SUPPLIED DATA Block Start
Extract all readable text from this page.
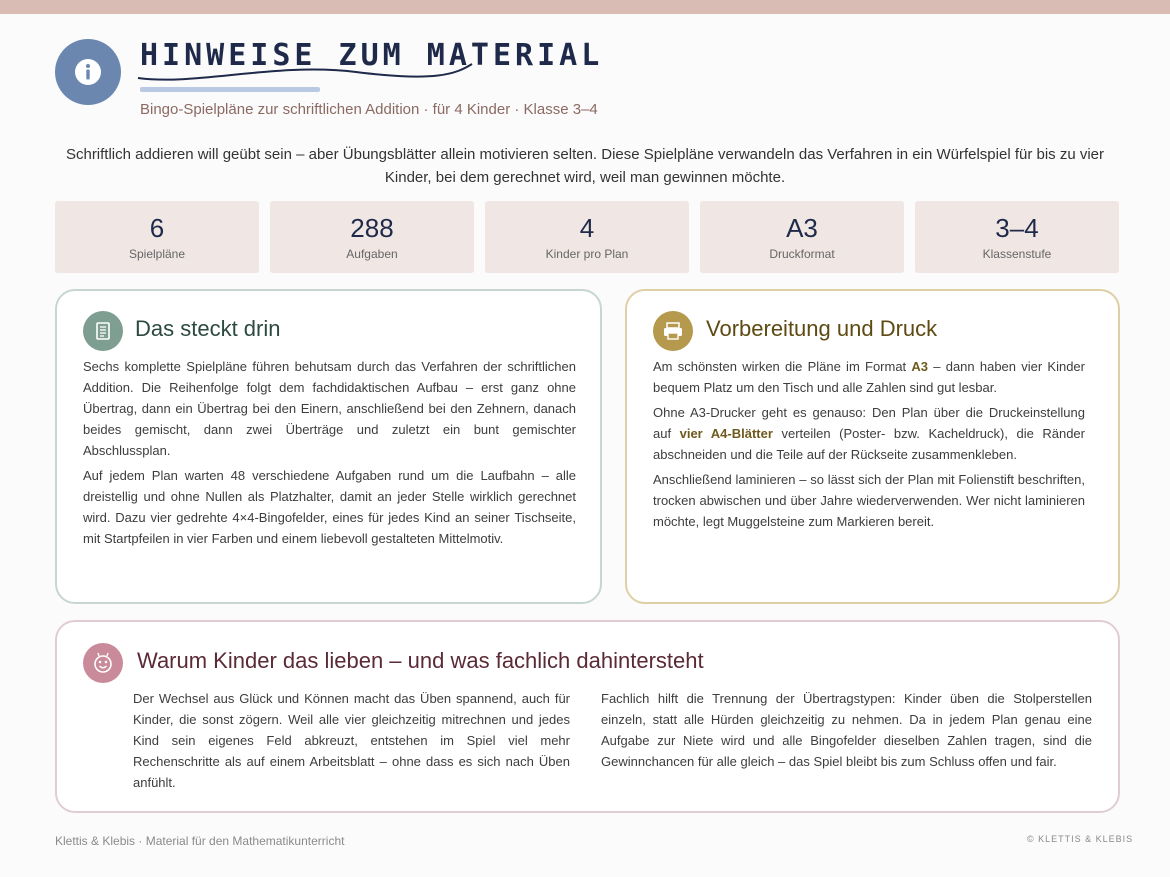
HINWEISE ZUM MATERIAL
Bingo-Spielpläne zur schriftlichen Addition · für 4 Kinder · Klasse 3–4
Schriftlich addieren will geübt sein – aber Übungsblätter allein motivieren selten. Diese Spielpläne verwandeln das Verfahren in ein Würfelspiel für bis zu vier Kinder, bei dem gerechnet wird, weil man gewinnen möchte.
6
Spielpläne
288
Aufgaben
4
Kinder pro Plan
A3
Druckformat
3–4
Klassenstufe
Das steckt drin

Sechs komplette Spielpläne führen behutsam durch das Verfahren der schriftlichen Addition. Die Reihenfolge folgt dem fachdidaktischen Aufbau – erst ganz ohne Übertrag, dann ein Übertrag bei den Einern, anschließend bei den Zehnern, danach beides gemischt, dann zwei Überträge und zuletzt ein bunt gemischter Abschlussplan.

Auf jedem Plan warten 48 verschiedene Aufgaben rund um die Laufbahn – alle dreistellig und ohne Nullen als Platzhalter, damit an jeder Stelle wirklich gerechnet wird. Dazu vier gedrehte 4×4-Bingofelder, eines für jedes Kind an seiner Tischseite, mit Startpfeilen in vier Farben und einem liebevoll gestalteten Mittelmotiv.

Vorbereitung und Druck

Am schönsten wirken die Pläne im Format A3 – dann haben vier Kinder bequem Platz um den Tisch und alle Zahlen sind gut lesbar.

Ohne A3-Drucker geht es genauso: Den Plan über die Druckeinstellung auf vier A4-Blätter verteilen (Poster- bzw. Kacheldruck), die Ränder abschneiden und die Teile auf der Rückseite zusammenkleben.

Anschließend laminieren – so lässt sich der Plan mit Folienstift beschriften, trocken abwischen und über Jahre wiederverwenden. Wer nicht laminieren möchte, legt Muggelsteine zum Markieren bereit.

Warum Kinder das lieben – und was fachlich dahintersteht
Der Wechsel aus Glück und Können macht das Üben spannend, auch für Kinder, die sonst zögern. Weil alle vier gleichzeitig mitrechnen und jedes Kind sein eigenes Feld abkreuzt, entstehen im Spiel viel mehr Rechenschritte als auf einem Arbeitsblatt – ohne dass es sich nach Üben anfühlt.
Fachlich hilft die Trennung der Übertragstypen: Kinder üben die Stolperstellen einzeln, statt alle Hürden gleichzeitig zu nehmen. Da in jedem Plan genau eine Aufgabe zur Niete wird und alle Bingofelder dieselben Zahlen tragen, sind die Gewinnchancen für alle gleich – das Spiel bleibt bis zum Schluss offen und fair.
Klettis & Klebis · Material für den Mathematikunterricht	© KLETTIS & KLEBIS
SUPPLIED DATA Block End
SUPPLIED DATA Block Start
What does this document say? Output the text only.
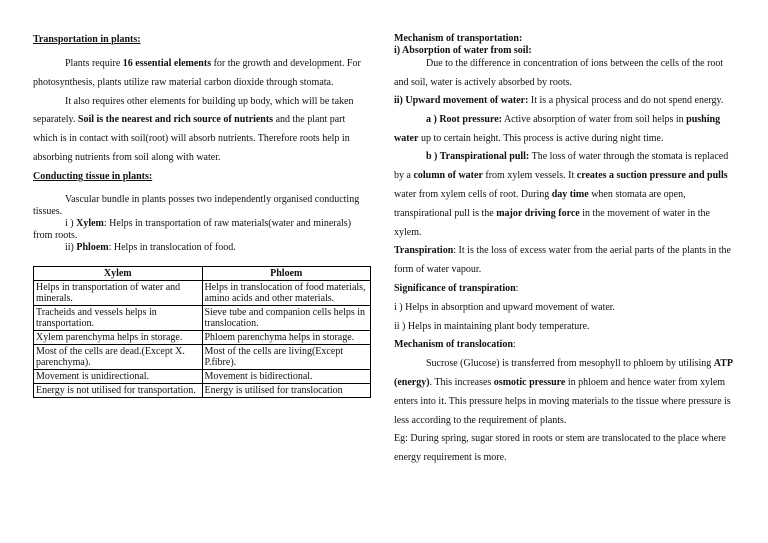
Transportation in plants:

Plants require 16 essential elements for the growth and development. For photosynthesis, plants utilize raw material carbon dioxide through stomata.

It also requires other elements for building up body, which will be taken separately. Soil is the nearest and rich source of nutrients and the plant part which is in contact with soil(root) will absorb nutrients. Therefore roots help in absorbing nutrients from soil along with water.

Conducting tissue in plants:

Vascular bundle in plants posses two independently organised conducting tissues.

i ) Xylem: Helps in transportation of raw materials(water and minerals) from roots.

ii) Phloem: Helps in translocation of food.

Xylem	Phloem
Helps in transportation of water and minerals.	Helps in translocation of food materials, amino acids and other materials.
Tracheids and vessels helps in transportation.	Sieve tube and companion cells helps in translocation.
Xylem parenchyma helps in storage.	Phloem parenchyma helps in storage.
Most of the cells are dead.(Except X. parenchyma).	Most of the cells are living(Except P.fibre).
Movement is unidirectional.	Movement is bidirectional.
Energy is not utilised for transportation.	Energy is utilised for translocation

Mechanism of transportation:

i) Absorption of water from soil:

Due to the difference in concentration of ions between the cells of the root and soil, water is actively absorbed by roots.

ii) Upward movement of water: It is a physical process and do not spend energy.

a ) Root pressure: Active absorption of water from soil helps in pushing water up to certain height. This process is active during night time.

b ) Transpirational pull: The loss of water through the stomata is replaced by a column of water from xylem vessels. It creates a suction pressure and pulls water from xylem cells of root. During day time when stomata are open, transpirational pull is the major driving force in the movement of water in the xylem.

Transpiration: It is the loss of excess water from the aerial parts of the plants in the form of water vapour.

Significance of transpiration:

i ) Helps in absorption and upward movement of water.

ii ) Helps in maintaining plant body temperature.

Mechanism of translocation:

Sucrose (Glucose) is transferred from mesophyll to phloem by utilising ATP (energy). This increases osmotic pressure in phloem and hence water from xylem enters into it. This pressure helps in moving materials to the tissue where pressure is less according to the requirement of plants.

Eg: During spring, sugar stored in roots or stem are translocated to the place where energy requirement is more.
SUPPLIED DATA Block End
SUPPLIED DATA Block Start
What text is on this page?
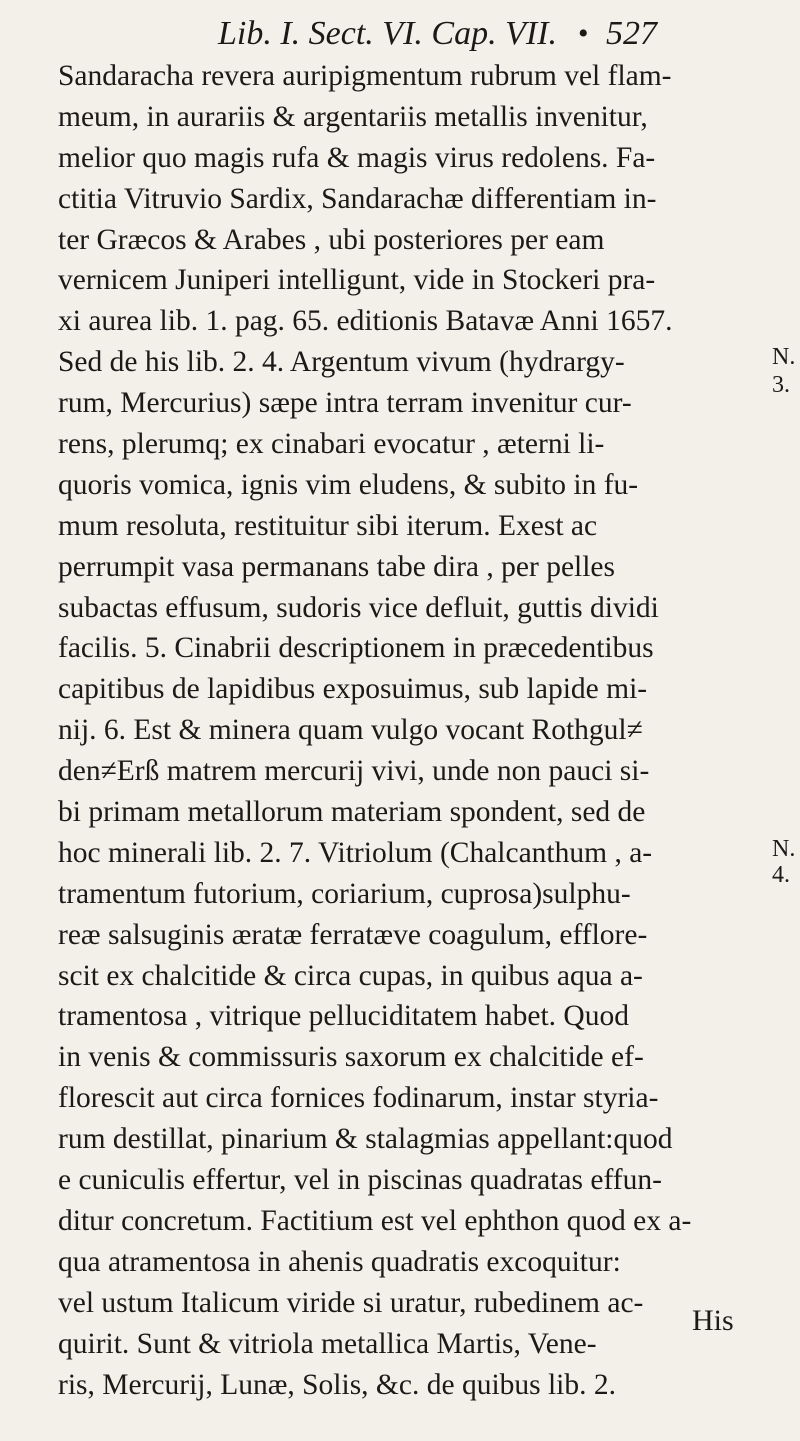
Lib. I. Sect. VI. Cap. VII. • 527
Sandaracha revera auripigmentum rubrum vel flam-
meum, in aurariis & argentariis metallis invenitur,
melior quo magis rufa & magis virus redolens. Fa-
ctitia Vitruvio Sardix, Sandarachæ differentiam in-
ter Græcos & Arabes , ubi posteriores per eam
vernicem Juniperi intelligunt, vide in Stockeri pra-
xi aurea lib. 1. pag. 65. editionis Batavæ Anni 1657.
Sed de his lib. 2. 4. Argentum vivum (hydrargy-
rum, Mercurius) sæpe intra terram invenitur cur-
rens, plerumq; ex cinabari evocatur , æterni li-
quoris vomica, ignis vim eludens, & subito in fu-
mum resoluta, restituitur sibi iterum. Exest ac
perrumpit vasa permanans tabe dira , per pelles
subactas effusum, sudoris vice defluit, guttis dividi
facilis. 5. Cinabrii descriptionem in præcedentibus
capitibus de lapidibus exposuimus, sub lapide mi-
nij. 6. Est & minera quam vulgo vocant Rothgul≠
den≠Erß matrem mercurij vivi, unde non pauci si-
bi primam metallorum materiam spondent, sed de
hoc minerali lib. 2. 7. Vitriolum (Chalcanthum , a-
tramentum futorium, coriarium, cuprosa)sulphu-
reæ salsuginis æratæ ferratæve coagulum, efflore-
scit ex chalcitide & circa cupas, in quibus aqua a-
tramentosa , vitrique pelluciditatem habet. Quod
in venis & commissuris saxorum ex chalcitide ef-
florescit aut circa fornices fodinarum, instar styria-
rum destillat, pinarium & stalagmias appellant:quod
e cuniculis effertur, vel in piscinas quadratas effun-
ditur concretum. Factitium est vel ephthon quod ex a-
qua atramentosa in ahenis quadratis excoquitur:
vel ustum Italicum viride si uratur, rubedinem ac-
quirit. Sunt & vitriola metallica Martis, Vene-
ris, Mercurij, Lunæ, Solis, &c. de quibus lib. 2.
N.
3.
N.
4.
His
SUPPLIED DATA Block End
- _ABOUT THIS EXERCISE_: In the records above, how many lines include "requirement"? Give that number and nothing more.

- _RESULT OF THIS TASK_: 2